start Entries

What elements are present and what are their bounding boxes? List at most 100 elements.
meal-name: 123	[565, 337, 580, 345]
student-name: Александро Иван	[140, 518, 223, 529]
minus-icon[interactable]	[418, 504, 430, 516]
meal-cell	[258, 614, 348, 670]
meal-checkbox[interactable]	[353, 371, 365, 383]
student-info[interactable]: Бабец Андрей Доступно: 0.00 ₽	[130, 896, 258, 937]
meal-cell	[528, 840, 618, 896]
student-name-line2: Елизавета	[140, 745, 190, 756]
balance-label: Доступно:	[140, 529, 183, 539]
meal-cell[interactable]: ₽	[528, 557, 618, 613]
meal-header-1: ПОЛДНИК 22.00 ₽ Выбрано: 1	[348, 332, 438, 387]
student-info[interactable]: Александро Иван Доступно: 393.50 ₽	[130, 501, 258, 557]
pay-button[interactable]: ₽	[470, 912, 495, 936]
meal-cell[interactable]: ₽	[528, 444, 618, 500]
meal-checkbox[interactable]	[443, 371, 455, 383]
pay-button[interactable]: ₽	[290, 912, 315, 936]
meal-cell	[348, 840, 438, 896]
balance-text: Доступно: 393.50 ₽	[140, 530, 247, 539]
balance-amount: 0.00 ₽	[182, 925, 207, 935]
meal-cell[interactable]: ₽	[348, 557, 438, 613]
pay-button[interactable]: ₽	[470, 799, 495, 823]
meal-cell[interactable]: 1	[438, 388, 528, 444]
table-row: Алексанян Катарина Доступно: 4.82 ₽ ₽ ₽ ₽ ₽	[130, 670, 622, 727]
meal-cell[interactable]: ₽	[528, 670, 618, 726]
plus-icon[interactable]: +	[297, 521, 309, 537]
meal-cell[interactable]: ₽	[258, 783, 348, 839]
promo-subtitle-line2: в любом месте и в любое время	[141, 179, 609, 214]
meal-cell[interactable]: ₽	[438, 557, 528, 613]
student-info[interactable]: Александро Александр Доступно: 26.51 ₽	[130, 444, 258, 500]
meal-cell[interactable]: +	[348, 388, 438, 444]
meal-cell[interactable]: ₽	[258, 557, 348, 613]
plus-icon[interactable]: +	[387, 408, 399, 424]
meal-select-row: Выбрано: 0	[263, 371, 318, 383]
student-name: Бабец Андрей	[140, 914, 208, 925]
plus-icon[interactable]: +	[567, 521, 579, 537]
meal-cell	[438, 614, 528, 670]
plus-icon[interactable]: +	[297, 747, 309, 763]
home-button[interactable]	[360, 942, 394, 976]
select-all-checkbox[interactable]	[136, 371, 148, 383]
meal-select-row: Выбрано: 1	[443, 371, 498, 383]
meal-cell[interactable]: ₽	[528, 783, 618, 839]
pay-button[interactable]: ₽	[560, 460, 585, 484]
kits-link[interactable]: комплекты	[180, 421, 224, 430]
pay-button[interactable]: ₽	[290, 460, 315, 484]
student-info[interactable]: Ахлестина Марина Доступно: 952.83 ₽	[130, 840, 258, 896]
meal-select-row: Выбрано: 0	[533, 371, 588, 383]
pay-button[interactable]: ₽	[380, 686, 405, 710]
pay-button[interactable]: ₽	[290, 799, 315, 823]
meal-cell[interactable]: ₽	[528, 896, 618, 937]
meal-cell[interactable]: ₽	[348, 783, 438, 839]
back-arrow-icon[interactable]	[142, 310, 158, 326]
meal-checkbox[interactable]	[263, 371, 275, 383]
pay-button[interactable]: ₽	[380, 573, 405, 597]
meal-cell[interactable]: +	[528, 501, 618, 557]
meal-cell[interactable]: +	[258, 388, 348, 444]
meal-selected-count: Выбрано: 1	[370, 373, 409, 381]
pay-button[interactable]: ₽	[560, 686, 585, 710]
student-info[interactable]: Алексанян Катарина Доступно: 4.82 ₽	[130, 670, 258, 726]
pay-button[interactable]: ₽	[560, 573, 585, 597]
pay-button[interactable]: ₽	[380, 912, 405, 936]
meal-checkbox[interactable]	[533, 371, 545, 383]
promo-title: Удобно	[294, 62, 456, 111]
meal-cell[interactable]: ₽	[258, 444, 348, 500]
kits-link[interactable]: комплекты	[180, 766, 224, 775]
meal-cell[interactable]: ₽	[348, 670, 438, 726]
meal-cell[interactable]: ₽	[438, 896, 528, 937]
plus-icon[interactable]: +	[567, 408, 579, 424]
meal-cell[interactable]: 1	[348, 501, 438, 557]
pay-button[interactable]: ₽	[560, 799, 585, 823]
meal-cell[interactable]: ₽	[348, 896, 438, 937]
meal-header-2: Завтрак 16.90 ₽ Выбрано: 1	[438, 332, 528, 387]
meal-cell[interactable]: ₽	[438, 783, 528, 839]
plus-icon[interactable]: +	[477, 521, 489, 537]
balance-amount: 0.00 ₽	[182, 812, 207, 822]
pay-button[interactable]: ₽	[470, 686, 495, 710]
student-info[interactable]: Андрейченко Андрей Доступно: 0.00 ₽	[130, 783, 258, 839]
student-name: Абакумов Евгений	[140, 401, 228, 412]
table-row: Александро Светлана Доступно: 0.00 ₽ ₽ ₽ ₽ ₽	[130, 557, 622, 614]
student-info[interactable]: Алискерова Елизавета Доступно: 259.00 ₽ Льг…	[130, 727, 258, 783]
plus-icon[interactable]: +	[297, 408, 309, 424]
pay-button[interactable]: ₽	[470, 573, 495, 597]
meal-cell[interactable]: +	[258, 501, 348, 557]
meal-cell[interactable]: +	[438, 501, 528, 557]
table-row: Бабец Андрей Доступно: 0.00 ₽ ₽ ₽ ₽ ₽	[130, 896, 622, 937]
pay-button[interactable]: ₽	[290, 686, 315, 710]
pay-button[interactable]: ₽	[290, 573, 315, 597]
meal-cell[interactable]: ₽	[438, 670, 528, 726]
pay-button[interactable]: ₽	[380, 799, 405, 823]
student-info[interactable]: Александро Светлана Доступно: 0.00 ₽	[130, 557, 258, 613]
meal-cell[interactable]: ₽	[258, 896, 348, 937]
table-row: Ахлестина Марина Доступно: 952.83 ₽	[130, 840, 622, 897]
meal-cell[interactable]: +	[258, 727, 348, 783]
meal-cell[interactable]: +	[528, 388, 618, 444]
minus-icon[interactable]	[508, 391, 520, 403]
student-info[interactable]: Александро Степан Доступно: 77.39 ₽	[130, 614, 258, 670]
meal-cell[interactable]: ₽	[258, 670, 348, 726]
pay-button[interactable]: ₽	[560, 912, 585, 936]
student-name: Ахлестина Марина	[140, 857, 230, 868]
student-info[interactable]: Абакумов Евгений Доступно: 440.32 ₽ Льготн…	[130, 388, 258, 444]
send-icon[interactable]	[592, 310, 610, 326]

end Entries

» Written instruction
Copy every entry above word for word.

» Full answer
What elements are present and what are their bounding boxes? List at most 100 elements.
meal-name: 123	[565, 337, 580, 345]
student-name: Александро Иван	[140, 518, 223, 529]
minus-icon[interactable]	[418, 504, 430, 516]
meal-cell	[258, 614, 348, 670]
meal-checkbox[interactable]	[353, 371, 365, 383]
student-info[interactable]: Бабец Андрей Доступно: 0.00 ₽	[130, 896, 258, 937]
meal-cell	[528, 840, 618, 896]
student-name-line2: Елизавета	[140, 745, 190, 756]
balance-label: Доступно:	[140, 529, 183, 539]
meal-cell[interactable]: ₽	[528, 557, 618, 613]
meal-header-1: ПОЛДНИК 22.00 ₽ Выбрано: 1	[348, 332, 438, 387]
student-info[interactable]: Александро Иван Доступно: 393.50 ₽	[130, 501, 258, 557]
pay-button[interactable]: ₽	[470, 912, 495, 936]
meal-cell[interactable]: ₽	[528, 444, 618, 500]
meal-checkbox[interactable]	[443, 371, 455, 383]
pay-button[interactable]: ₽	[290, 912, 315, 936]
meal-cell	[348, 840, 438, 896]
balance-text: Доступно: 393.50 ₽	[140, 530, 247, 539]
balance-amount: 0.00 ₽	[182, 925, 207, 935]
meal-cell[interactable]: ₽	[348, 557, 438, 613]
pay-button[interactable]: ₽	[470, 799, 495, 823]
meal-cell[interactable]: 1	[438, 388, 528, 444]
table-row: Алексанян Катарина Доступно: 4.82 ₽ ₽ ₽ ₽ ₽	[130, 670, 622, 727]
meal-cell[interactable]: ₽	[528, 670, 618, 726]
plus-icon[interactable]: +	[297, 521, 309, 537]
meal-cell[interactable]: ₽	[258, 783, 348, 839]
promo-subtitle-line2: в любом месте и в любое время	[141, 179, 609, 214]
meal-cell[interactable]: ₽	[438, 557, 528, 613]
student-info[interactable]: Александро Александр Доступно: 26.51 ₽	[130, 444, 258, 500]
meal-cell[interactable]: +	[348, 388, 438, 444]
meal-cell[interactable]: ₽	[258, 557, 348, 613]
plus-icon[interactable]: +	[387, 408, 399, 424]
meal-select-row: Выбрано: 0	[263, 371, 318, 383]
student-name: Бабец Андрей	[140, 914, 208, 925]
plus-icon[interactable]: +	[567, 521, 579, 537]
meal-cell	[438, 614, 528, 670]
plus-icon[interactable]: +	[297, 747, 309, 763]
home-button[interactable]	[360, 942, 394, 976]
select-all-checkbox[interactable]	[136, 371, 148, 383]
meal-select-row: Выбрано: 1	[443, 371, 498, 383]
meal-cell[interactable]: ₽	[528, 783, 618, 839]
pay-button[interactable]: ₽	[560, 460, 585, 484]
kits-link[interactable]: комплекты	[180, 421, 224, 430]
pay-button[interactable]: ₽	[290, 460, 315, 484]
student-info[interactable]: Ахлестина Марина Доступно: 952.83 ₽	[130, 840, 258, 896]
meal-select-row: Выбрано: 0	[533, 371, 588, 383]
pay-button[interactable]: ₽	[380, 686, 405, 710]
pay-button[interactable]: ₽	[290, 799, 315, 823]
meal-cell[interactable]: ₽	[528, 896, 618, 937]
meal-cell[interactable]: ₽	[348, 783, 438, 839]
back-arrow-icon[interactable]	[142, 310, 158, 326]
meal-checkbox[interactable]	[263, 371, 275, 383]
pay-button[interactable]: ₽	[380, 573, 405, 597]
meal-cell[interactable]: +	[528, 501, 618, 557]
meal-cell[interactable]: +	[258, 388, 348, 444]
meal-selected-count: Выбрано: 1	[370, 373, 409, 381]
pay-button[interactable]: ₽	[560, 686, 585, 710]
student-info[interactable]: Алексанян Катарина Доступно: 4.82 ₽	[130, 670, 258, 726]
pay-button[interactable]: ₽	[560, 573, 585, 597]
pay-button[interactable]: ₽	[380, 912, 405, 936]
meal-checkbox[interactable]	[533, 371, 545, 383]
promo-title: Удобно	[294, 62, 456, 111]
meal-cell[interactable]: ₽	[258, 444, 348, 500]
kits-link[interactable]: комплекты	[180, 766, 224, 775]
meal-cell[interactable]: ₽	[348, 670, 438, 726]
meal-cell[interactable]: ₽	[438, 896, 528, 937]
plus-icon[interactable]: +	[567, 408, 579, 424]
meal-cell[interactable]: 1	[348, 501, 438, 557]
pay-button[interactable]: ₽	[560, 799, 585, 823]
meal-cell[interactable]: ₽	[348, 896, 438, 937]
meal-header-2: Завтрак 16.90 ₽ Выбрано: 1	[438, 332, 528, 387]
meal-cell[interactable]: ₽	[438, 783, 528, 839]
plus-icon[interactable]: +	[477, 521, 489, 537]
balance-amount: 0.00 ₽	[182, 812, 207, 822]
pay-button[interactable]: ₽	[470, 686, 495, 710]
student-info[interactable]: Андрейченко Андрей Доступно: 0.00 ₽	[130, 783, 258, 839]
student-name: Абакумов Евгений	[140, 401, 228, 412]
table-row: Александро Светлана Доступно: 0.00 ₽ ₽ ₽ ₽ ₽	[130, 557, 622, 614]
student-info[interactable]: Алискерова Елизавета Доступно: 259.00 ₽ Льг…	[130, 727, 258, 783]
plus-icon[interactable]: +	[297, 408, 309, 424]
pay-button[interactable]: ₽	[470, 573, 495, 597]
meal-cell[interactable]: +	[258, 501, 348, 557]
meal-cell[interactable]: +	[438, 501, 528, 557]
table-row: Бабец Андрей Доступно: 0.00 ₽ ₽ ₽ ₽ ₽	[130, 896, 622, 937]
pay-button[interactable]: ₽	[290, 686, 315, 710]
pay-button[interactable]: ₽	[290, 573, 315, 597]
meal-cell[interactable]: ₽	[438, 670, 528, 726]
pay-button[interactable]: ₽	[380, 799, 405, 823]
student-info[interactable]: Александро Светлана Доступно: 0.00 ₽	[130, 557, 258, 613]
meal-cell[interactable]: ₽	[258, 896, 348, 937]
table-row: Ахлестина Марина Доступно: 952.83 ₽	[130, 840, 622, 897]
meal-cell[interactable]: +	[258, 727, 348, 783]
meal-cell[interactable]: +	[528, 388, 618, 444]
minus-icon[interactable]	[508, 391, 520, 403]
student-info[interactable]: Александро Степан Доступно: 77.39 ₽	[130, 614, 258, 670]
meal-cell[interactable]: ₽	[258, 670, 348, 726]
pay-button[interactable]: ₽	[560, 912, 585, 936]
student-name: Ахлестина Марина	[140, 857, 230, 868]
student-info[interactable]: Абакумов Евгений Доступно: 440.32 ₽ Льготн…	[130, 388, 258, 444]
send-icon[interactable]	[592, 310, 610, 326]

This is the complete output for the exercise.